* [Required task]:
Each line that holds the word "même" counts once; report the total and nothing else.

* [Working data]:
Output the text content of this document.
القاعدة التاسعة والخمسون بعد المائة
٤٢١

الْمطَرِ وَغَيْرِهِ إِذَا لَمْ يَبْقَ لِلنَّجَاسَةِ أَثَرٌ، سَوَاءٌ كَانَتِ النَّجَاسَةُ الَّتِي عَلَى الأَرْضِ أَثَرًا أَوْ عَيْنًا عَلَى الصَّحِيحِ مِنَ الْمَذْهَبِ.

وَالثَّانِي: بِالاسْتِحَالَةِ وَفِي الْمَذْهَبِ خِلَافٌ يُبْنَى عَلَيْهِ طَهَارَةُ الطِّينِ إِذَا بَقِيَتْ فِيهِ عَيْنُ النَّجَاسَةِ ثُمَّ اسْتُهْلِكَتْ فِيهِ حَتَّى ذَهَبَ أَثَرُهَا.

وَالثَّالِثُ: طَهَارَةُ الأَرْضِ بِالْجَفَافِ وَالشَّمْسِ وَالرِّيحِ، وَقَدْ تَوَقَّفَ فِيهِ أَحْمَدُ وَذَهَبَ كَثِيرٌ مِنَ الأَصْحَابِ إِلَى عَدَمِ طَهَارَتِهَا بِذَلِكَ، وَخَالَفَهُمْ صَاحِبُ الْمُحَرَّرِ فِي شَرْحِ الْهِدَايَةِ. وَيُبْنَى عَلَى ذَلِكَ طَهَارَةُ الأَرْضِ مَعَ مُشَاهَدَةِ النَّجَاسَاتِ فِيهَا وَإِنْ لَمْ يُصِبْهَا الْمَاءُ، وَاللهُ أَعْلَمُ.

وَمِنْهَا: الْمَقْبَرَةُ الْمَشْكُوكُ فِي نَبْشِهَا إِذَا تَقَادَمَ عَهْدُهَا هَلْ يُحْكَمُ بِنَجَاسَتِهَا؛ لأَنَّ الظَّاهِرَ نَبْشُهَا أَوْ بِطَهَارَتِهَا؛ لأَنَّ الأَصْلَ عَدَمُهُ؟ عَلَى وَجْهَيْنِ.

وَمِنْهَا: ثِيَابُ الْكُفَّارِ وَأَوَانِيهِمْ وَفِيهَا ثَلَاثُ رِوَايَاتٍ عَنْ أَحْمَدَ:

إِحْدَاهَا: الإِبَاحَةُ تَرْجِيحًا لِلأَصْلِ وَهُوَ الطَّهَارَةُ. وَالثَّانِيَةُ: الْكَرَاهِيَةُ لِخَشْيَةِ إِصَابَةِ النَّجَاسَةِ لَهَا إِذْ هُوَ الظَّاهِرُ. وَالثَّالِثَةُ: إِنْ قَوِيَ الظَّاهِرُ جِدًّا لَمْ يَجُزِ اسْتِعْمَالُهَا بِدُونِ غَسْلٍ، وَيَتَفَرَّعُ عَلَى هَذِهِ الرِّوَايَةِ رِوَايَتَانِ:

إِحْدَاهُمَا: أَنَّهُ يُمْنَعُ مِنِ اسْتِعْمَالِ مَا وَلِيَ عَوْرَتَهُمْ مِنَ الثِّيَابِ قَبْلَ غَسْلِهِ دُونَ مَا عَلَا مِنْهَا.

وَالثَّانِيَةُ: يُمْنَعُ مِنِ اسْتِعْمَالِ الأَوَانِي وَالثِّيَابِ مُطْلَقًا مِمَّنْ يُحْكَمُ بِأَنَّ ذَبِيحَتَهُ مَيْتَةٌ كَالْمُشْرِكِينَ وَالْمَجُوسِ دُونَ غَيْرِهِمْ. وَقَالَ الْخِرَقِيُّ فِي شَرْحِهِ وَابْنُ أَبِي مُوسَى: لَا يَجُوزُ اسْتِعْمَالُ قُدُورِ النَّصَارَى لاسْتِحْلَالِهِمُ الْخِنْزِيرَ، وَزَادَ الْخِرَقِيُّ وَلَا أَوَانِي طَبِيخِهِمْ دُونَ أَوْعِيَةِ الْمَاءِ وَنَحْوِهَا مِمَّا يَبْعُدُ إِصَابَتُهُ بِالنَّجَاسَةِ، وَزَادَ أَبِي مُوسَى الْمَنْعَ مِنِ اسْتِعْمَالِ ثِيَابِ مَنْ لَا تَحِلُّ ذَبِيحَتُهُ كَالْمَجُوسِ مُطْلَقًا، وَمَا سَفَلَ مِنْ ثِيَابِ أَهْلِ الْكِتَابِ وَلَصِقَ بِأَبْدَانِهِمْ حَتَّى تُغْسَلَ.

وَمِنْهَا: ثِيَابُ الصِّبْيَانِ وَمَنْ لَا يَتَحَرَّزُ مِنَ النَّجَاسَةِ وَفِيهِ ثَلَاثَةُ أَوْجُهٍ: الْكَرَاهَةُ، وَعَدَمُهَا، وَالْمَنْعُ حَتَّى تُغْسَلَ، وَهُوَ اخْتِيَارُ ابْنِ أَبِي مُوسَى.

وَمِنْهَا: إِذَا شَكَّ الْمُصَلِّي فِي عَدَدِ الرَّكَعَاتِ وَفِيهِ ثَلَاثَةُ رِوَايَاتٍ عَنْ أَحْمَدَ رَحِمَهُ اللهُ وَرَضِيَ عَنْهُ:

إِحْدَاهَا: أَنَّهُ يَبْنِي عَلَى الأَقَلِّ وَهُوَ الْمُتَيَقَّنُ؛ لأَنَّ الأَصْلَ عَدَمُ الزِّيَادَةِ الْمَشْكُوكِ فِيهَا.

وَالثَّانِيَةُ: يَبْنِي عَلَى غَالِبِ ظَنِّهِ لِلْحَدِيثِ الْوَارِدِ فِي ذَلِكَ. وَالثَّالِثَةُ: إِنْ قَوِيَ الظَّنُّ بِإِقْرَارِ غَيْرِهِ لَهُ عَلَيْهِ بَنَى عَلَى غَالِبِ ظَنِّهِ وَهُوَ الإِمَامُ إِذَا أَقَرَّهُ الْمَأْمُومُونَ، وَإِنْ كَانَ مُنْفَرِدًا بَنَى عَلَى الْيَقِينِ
...
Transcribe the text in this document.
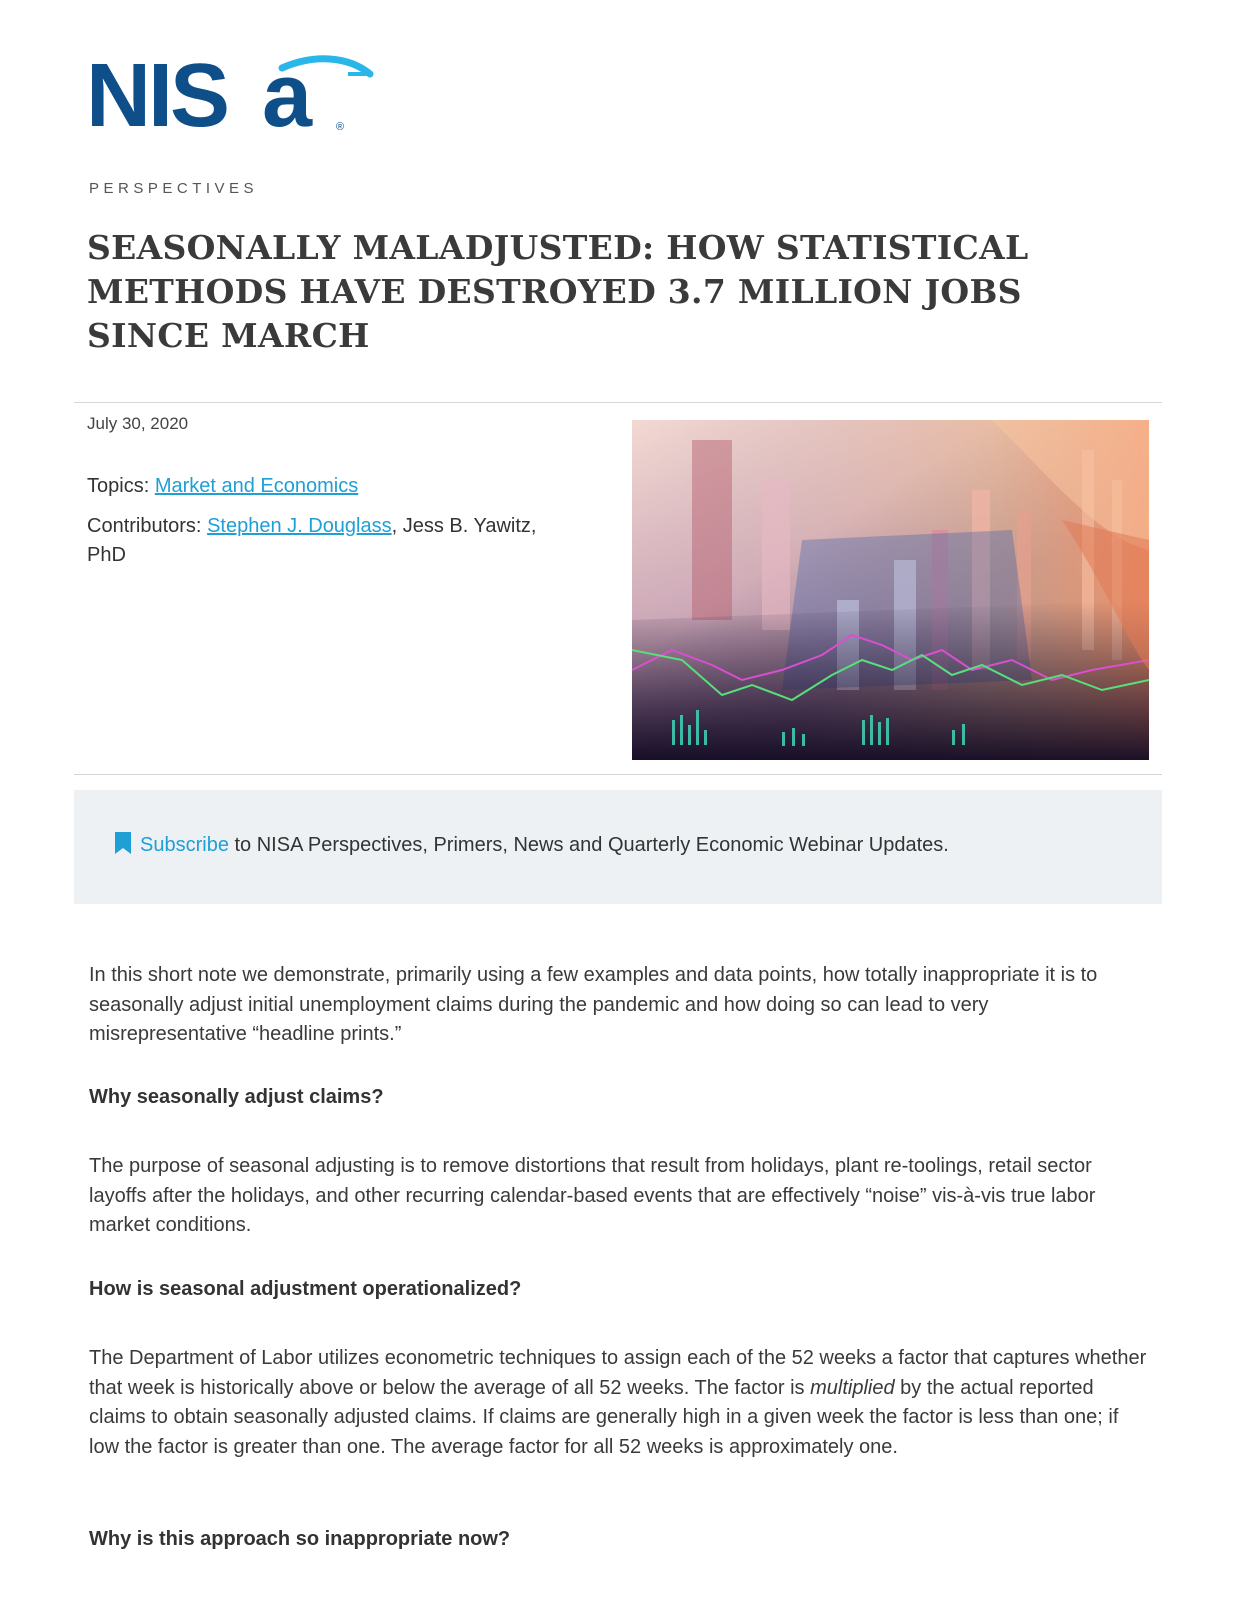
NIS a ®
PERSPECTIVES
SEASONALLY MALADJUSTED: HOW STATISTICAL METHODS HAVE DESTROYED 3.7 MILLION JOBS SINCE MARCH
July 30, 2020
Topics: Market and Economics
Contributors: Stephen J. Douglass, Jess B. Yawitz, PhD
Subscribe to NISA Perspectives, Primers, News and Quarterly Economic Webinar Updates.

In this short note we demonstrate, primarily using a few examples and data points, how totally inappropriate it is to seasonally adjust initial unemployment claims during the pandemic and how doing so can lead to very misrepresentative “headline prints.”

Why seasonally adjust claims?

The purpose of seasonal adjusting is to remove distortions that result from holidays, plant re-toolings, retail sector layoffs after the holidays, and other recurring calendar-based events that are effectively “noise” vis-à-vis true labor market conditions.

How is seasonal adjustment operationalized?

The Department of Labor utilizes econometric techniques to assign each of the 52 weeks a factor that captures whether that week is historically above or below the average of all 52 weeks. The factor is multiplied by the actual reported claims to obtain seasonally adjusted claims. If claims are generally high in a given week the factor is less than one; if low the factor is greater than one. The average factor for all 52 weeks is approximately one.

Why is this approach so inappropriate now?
* * *
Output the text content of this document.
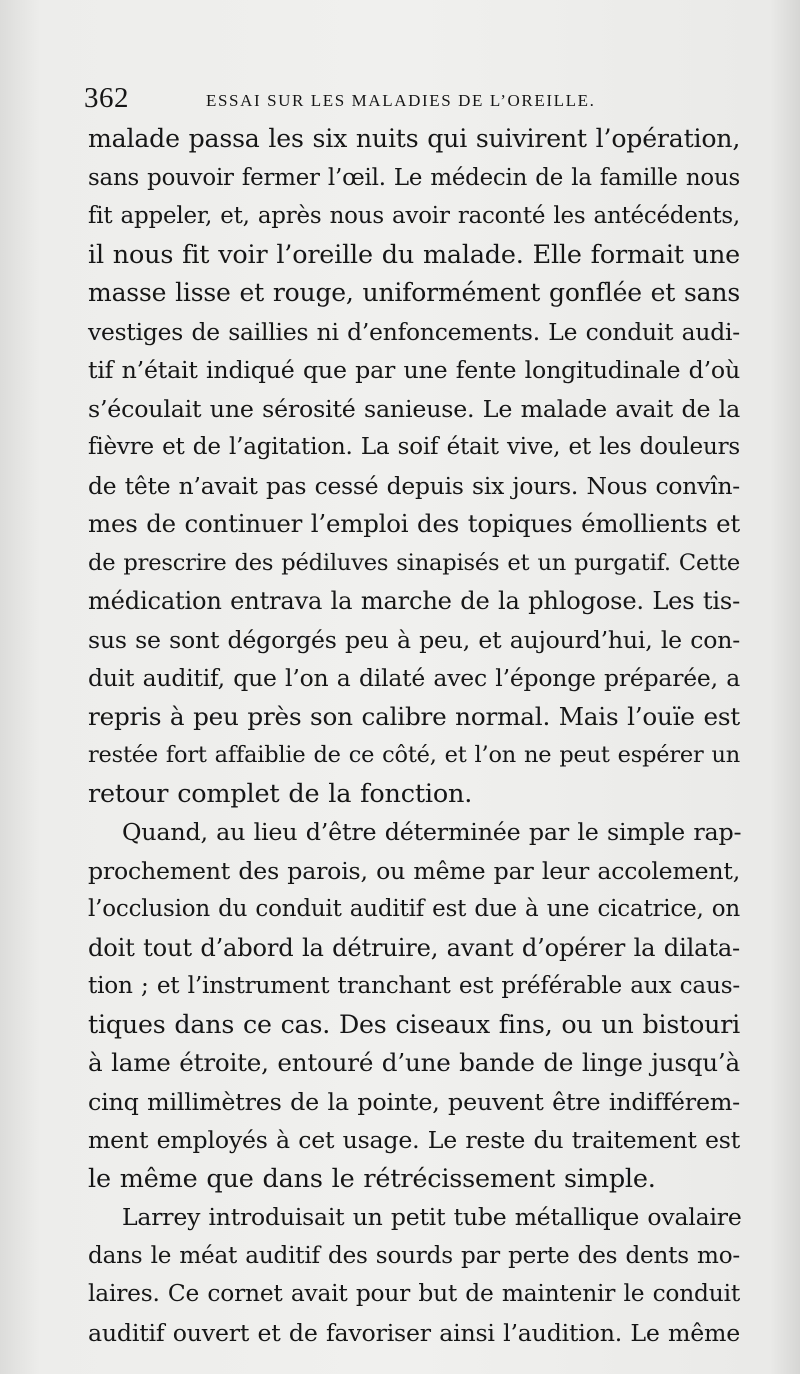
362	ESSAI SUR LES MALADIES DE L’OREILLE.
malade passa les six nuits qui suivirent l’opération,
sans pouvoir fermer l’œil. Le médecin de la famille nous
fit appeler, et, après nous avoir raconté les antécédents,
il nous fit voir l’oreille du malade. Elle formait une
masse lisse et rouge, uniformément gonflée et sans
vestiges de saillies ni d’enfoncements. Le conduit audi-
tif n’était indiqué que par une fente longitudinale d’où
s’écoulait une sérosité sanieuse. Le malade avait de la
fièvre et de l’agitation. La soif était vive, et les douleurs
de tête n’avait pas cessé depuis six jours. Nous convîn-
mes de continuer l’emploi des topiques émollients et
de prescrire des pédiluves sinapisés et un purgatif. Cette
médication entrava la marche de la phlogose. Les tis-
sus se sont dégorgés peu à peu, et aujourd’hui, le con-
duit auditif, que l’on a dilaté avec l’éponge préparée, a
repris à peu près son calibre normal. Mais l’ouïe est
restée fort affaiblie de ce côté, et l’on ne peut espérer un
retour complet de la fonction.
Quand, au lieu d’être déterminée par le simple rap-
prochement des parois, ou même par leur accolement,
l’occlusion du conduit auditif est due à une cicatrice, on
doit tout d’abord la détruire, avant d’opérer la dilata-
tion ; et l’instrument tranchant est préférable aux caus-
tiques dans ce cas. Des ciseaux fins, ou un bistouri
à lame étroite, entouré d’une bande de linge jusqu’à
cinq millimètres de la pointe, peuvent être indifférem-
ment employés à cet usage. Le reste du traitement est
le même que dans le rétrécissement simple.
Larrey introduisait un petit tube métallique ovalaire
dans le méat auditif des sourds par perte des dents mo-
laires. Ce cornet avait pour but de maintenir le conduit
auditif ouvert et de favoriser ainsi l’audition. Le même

* [Exercise output]:
3